WHAT YOU SHOULD DO: Go through the material below and report how many lines contain "시스템과의". Give only the number.

----

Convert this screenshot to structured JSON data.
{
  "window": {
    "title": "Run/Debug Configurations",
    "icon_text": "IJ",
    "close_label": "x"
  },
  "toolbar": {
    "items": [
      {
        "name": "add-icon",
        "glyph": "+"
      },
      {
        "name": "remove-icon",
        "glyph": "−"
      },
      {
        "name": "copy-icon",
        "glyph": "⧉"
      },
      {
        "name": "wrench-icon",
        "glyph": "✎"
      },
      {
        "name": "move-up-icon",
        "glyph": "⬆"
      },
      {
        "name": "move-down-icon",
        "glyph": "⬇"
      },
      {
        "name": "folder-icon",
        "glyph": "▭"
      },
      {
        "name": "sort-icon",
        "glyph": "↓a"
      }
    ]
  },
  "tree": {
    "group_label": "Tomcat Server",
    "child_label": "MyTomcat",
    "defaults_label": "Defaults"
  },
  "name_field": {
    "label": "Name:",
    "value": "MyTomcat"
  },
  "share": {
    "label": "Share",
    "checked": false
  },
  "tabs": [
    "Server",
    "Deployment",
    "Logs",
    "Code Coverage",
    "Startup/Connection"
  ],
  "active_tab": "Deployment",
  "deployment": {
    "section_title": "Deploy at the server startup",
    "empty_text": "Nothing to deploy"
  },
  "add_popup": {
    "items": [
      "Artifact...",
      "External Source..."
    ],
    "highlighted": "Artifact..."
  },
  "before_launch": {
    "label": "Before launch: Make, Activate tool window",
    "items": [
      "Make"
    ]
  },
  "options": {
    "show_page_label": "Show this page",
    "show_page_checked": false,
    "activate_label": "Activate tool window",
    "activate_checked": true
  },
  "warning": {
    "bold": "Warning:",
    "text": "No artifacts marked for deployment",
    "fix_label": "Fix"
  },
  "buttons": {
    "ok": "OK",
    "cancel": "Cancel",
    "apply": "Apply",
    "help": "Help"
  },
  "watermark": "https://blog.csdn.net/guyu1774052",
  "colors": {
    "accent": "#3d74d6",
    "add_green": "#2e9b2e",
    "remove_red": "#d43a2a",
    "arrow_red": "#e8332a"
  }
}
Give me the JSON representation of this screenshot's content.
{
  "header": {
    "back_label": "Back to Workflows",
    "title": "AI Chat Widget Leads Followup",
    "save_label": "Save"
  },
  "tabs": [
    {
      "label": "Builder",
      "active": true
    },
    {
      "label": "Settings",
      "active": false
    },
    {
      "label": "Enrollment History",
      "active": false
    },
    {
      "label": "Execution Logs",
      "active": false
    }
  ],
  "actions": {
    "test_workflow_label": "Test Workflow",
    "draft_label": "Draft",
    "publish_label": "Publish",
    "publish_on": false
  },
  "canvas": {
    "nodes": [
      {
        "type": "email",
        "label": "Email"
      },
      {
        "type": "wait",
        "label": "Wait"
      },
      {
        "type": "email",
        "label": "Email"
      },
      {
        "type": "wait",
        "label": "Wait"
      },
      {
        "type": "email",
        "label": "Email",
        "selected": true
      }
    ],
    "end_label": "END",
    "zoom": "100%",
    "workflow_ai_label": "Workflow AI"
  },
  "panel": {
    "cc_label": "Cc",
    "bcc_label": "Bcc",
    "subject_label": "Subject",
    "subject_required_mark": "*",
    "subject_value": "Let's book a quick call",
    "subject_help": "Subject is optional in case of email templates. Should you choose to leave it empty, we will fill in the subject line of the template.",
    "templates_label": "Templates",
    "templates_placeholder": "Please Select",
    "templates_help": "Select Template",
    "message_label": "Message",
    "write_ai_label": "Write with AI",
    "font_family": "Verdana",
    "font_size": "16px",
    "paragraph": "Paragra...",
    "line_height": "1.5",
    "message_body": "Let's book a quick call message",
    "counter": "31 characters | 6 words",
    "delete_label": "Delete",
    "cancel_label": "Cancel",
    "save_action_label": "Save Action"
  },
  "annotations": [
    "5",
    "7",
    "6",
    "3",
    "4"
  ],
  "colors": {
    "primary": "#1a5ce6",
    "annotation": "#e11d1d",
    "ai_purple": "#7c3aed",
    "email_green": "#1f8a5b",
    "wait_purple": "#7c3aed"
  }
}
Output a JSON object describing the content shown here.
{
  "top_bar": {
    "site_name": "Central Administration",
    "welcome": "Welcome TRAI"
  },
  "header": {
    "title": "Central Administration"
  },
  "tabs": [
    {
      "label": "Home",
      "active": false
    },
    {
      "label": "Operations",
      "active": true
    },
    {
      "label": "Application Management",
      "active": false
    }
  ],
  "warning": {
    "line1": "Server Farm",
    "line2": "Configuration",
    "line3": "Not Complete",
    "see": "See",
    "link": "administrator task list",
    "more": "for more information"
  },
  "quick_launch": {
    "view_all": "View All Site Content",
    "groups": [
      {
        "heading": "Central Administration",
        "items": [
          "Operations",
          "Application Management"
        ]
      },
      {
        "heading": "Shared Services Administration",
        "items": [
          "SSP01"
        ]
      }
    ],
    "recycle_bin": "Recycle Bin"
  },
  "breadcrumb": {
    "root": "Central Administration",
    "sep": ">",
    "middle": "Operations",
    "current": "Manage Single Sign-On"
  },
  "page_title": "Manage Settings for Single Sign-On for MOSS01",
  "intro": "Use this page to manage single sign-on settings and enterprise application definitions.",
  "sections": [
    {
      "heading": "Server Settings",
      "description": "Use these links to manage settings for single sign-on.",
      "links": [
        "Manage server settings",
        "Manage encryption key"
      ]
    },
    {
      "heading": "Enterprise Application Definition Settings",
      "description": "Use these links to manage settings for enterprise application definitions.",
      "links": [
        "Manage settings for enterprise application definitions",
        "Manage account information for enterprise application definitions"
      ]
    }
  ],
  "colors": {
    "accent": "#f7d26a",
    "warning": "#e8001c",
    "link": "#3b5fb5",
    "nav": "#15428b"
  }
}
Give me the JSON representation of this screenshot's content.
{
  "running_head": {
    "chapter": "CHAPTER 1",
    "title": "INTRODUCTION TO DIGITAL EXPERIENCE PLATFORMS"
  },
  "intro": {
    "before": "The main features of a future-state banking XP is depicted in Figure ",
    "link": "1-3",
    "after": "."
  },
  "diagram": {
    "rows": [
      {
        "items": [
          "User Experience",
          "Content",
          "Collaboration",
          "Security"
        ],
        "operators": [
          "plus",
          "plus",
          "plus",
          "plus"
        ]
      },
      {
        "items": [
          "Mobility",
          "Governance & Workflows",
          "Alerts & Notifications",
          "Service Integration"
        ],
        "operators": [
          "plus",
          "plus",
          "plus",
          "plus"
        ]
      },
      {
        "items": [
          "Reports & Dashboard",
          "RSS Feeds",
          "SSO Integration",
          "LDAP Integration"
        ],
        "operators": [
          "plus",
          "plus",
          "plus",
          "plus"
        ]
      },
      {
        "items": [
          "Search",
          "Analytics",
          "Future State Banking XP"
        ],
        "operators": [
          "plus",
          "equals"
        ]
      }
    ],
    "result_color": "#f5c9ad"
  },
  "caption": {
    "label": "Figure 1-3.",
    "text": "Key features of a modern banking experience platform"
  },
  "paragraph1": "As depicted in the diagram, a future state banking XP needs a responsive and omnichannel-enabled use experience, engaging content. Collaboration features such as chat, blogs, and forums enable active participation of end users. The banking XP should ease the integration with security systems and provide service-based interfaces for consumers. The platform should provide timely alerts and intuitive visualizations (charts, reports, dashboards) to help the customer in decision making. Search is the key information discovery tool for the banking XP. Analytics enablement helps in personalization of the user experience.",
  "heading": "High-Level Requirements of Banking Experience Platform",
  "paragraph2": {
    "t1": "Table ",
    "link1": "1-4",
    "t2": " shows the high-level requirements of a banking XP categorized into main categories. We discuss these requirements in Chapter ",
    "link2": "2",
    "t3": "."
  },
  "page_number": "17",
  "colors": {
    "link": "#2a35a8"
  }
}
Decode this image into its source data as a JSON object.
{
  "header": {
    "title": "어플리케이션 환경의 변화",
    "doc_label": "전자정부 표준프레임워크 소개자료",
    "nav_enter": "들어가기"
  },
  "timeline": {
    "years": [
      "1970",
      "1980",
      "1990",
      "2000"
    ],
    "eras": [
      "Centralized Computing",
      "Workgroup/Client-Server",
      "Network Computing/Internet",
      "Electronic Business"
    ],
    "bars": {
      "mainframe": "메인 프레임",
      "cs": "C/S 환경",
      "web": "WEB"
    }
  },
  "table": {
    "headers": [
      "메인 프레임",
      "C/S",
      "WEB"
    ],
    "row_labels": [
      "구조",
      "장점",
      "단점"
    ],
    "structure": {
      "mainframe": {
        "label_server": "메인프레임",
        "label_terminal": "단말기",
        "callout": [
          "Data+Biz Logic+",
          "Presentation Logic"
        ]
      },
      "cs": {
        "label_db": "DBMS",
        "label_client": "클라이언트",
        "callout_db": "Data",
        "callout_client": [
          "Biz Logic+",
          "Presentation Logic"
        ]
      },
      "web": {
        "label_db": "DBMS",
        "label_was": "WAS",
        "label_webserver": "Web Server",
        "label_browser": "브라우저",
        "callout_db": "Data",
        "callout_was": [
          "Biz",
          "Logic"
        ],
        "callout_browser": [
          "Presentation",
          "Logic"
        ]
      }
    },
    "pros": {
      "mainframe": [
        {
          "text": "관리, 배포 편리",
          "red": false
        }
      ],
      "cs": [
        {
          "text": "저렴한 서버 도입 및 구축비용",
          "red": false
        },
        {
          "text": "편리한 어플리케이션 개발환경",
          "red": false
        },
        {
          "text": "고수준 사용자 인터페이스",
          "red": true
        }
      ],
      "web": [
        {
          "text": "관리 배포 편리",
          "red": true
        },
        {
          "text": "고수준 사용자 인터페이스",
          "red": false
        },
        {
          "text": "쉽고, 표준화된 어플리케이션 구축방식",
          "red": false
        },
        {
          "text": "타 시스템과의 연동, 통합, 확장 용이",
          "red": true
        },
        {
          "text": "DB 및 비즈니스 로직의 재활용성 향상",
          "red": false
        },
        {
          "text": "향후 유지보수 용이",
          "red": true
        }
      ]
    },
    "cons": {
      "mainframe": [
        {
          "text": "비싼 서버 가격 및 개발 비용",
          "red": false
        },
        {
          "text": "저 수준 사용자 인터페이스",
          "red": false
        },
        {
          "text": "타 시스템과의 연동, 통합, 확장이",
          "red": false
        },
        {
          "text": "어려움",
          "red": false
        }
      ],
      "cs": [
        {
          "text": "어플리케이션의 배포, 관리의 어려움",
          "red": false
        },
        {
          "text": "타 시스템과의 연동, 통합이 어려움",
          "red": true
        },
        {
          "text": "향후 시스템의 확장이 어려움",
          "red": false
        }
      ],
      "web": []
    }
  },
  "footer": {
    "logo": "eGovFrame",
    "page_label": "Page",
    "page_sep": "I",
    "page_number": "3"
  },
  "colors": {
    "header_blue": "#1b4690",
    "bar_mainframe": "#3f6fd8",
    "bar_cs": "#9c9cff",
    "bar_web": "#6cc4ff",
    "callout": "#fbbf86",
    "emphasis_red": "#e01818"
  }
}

----

FULL RESPONSE: 3